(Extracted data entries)
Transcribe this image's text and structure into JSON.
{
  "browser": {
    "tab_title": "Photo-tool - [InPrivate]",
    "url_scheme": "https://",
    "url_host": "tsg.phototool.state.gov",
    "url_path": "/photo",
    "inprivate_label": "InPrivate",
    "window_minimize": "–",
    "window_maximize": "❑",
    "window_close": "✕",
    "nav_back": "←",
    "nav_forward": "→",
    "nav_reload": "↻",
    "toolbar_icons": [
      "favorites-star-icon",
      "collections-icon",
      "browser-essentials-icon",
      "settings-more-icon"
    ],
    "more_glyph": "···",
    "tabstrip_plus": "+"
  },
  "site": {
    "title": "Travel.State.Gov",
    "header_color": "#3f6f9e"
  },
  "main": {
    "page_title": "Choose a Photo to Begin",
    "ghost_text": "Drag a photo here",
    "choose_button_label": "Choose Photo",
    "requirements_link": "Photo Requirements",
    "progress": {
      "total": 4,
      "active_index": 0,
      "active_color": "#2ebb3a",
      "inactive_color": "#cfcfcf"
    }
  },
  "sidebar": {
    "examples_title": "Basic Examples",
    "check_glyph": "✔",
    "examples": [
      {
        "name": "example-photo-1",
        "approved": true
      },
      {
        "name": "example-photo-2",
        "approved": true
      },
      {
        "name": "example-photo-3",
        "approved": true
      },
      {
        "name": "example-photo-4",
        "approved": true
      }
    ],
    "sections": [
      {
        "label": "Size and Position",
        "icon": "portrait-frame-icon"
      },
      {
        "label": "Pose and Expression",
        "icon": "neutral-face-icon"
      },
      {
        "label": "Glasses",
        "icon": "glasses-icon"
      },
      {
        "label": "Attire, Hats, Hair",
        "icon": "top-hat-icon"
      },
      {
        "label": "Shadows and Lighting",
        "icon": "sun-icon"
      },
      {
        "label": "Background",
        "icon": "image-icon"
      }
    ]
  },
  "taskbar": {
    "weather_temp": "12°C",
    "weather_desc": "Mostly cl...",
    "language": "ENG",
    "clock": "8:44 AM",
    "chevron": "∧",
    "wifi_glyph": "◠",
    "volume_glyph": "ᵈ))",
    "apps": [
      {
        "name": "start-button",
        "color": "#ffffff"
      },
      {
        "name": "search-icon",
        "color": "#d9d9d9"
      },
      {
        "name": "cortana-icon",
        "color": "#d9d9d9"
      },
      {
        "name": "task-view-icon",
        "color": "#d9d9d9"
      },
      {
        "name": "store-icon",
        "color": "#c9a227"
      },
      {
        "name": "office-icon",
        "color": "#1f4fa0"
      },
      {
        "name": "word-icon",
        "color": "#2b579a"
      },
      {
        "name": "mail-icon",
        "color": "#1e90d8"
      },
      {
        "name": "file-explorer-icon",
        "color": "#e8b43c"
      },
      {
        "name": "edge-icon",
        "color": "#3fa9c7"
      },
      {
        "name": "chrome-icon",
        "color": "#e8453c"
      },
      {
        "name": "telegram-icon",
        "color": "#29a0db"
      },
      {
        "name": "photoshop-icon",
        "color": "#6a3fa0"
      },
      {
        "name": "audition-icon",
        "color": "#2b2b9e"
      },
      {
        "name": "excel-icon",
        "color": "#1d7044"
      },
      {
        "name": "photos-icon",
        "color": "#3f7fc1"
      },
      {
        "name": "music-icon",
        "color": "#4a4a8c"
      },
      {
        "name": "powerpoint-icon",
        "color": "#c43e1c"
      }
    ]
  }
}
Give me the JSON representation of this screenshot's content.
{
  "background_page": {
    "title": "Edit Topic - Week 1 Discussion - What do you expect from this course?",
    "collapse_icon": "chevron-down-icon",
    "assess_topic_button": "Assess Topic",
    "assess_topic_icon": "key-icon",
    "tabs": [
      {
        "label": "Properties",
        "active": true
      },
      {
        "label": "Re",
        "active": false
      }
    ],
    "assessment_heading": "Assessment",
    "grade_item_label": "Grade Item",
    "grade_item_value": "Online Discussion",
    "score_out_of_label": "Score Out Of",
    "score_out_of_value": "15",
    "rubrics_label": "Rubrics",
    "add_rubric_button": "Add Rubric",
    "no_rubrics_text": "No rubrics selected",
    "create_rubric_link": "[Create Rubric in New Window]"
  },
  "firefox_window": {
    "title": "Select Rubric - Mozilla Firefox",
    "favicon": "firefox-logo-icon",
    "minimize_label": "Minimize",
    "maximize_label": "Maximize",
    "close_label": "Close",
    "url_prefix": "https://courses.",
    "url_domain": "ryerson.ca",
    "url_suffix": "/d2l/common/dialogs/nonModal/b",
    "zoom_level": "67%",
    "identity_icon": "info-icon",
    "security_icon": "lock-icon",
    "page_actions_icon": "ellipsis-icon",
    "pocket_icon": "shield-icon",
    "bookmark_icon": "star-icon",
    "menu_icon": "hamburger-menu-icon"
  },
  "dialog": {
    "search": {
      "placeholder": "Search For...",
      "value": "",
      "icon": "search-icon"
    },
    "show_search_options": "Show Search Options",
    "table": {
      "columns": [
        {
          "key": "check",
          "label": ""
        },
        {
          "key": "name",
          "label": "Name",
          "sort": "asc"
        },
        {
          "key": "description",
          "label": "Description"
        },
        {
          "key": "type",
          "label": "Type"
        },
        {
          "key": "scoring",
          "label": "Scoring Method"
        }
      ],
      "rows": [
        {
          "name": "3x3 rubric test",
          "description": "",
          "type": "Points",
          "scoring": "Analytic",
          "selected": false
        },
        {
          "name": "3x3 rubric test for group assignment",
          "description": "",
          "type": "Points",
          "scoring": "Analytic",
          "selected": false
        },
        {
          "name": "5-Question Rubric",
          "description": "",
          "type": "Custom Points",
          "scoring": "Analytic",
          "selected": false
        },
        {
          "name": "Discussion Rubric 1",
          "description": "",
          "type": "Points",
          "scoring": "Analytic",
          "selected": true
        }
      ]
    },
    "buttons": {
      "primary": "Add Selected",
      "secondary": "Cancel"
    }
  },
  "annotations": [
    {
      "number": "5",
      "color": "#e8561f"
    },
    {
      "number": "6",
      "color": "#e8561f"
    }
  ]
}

## TASK INSTRUCTIONS
Produce a verbatim transcription of the entries above.

## SOLUTION
Transcribe this image's text and structure into JSON.
{
  "browser": {
    "tab_title": "Photo-tool - [InPrivate]",
    "url_scheme": "https://",
    "url_host": "tsg.phototool.state.gov",
    "url_path": "/photo",
    "inprivate_label": "InPrivate",
    "window_minimize": "–",
    "window_maximize": "❑",
    "window_close": "✕",
    "nav_back": "←",
    "nav_forward": "→",
    "nav_reload": "↻",
    "toolbar_icons": [
      "favorites-star-icon",
      "collections-icon",
      "browser-essentials-icon",
      "settings-more-icon"
    ],
    "more_glyph": "···",
    "tabstrip_plus": "+"
  },
  "site": {
    "title": "Travel.State.Gov",
    "header_color": "#3f6f9e"
  },
  "main": {
    "page_title": "Choose a Photo to Begin",
    "ghost_text": "Drag a photo here",
    "choose_button_label": "Choose Photo",
    "requirements_link": "Photo Requirements",
    "progress": {
      "total": 4,
      "active_index": 0,
      "active_color": "#2ebb3a",
      "inactive_color": "#cfcfcf"
    }
  },
  "sidebar": {
    "examples_title": "Basic Examples",
    "check_glyph": "✔",
    "examples": [
      {
        "name": "example-photo-1",
        "approved": true
      },
      {
        "name": "example-photo-2",
        "approved": true
      },
      {
        "name": "example-photo-3",
        "approved": true
      },
      {
        "name": "example-photo-4",
        "approved": true
      }
    ],
    "sections": [
      {
        "label": "Size and Position",
        "icon": "portrait-frame-icon"
      },
      {
        "label": "Pose and Expression",
        "icon": "neutral-face-icon"
      },
      {
        "label": "Glasses",
        "icon": "glasses-icon"
      },
      {
        "label": "Attire, Hats, Hair",
        "icon": "top-hat-icon"
      },
      {
        "label": "Shadows and Lighting",
        "icon": "sun-icon"
      },
      {
        "label": "Background",
        "icon": "image-icon"
      }
    ]
  },
  "taskbar": {
    "weather_temp": "12°C",
    "weather_desc": "Mostly cl...",
    "language": "ENG",
    "clock": "8:44 AM",
    "chevron": "∧",
    "wifi_glyph": "◠",
    "volume_glyph": "ᵈ))",
    "apps": [
      {
        "name": "start-button",
        "color": "#ffffff"
      },
      {
        "name": "search-icon",
        "color": "#d9d9d9"
      },
      {
        "name": "cortana-icon",
        "color": "#d9d9d9"
      },
      {
        "name": "task-view-icon",
        "color": "#d9d9d9"
      },
      {
        "name": "store-icon",
        "color": "#c9a227"
      },
      {
        "name": "office-icon",
        "color": "#1f4fa0"
      },
      {
        "name": "word-icon",
        "color": "#2b579a"
      },
      {
        "name": "mail-icon",
        "color": "#1e90d8"
      },
      {
        "name": "file-explorer-icon",
        "color": "#e8b43c"
      },
      {
        "name": "edge-icon",
        "color": "#3fa9c7"
      },
      {
        "name": "chrome-icon",
        "color": "#e8453c"
      },
      {
        "name": "telegram-icon",
        "color": "#29a0db"
      },
      {
        "name": "photoshop-icon",
        "color": "#6a3fa0"
      },
      {
        "name": "audition-icon",
        "color": "#2b2b9e"
      },
      {
        "name": "excel-icon",
        "color": "#1d7044"
      },
      {
        "name": "photos-icon",
        "color": "#3f7fc1"
      },
      {
        "name": "music-icon",
        "color": "#4a4a8c"
      },
      {
        "name": "powerpoint-icon",
        "color": "#c43e1c"
      }
    ]
  }
}
Give me the JSON representation of this screenshot's content.
{
  "background_page": {
    "title": "Edit Topic - Week 1 Discussion - What do you expect from this course?",
    "collapse_icon": "chevron-down-icon",
    "assess_topic_button": "Assess Topic",
    "assess_topic_icon": "key-icon",
    "tabs": [
      {
        "label": "Properties",
        "active": true
      },
      {
        "label": "Re",
        "active": false
      }
    ],
    "assessment_heading": "Assessment",
    "grade_item_label": "Grade Item",
    "grade_item_value": "Online Discussion",
    "score_out_of_label": "Score Out Of",
    "score_out_of_value": "15",
    "rubrics_label": "Rubrics",
    "add_rubric_button": "Add Rubric",
    "no_rubrics_text": "No rubrics selected",
    "create_rubric_link": "[Create Rubric in New Window]"
  },
  "firefox_window": {
    "title": "Select Rubric - Mozilla Firefox",
    "favicon": "firefox-logo-icon",
    "minimize_label": "Minimize",
    "maximize_label": "Maximize",
    "close_label": "Close",
    "url_prefix": "https://courses.",
    "url_domain": "ryerson.ca",
    "url_suffix": "/d2l/common/dialogs/nonModal/b",
    "zoom_level": "67%",
    "identity_icon": "info-icon",
    "security_icon": "lock-icon",
    "page_actions_icon": "ellipsis-icon",
    "pocket_icon": "shield-icon",
    "bookmark_icon": "star-icon",
    "menu_icon": "hamburger-menu-icon"
  },
  "dialog": {
    "search": {
      "placeholder": "Search For...",
      "value": "",
      "icon": "search-icon"
    },
    "show_search_options": "Show Search Options",
    "table": {
      "columns": [
        {
          "key": "check",
          "label": ""
        },
        {
          "key": "name",
          "label": "Name",
          "sort": "asc"
        },
        {
          "key": "description",
          "label": "Description"
        },
        {
          "key": "type",
          "label": "Type"
        },
        {
          "key": "scoring",
          "label": "Scoring Method"
        }
      ],
      "rows": [
        {
          "name": "3x3 rubric test",
          "description": "",
          "type": "Points",
          "scoring": "Analytic",
          "selected": false
        },
        {
          "name": "3x3 rubric test for group assignment",
          "description": "",
          "type": "Points",
          "scoring": "Analytic",
          "selected": false
        },
        {
          "name": "5-Question Rubric",
          "description": "",
          "type": "Custom Points",
          "scoring": "Analytic",
          "selected": false
        },
        {
          "name": "Discussion Rubric 1",
          "description": "",
          "type": "Points",
          "scoring": "Analytic",
          "selected": true
        }
      ]
    },
    "buttons": {
      "primary": "Add Selected",
      "secondary": "Cancel"
    }
  },
  "annotations": [
    {
      "number": "5",
      "color": "#e8561f"
    },
    {
      "number": "6",
      "color": "#e8561f"
    }
  ]
}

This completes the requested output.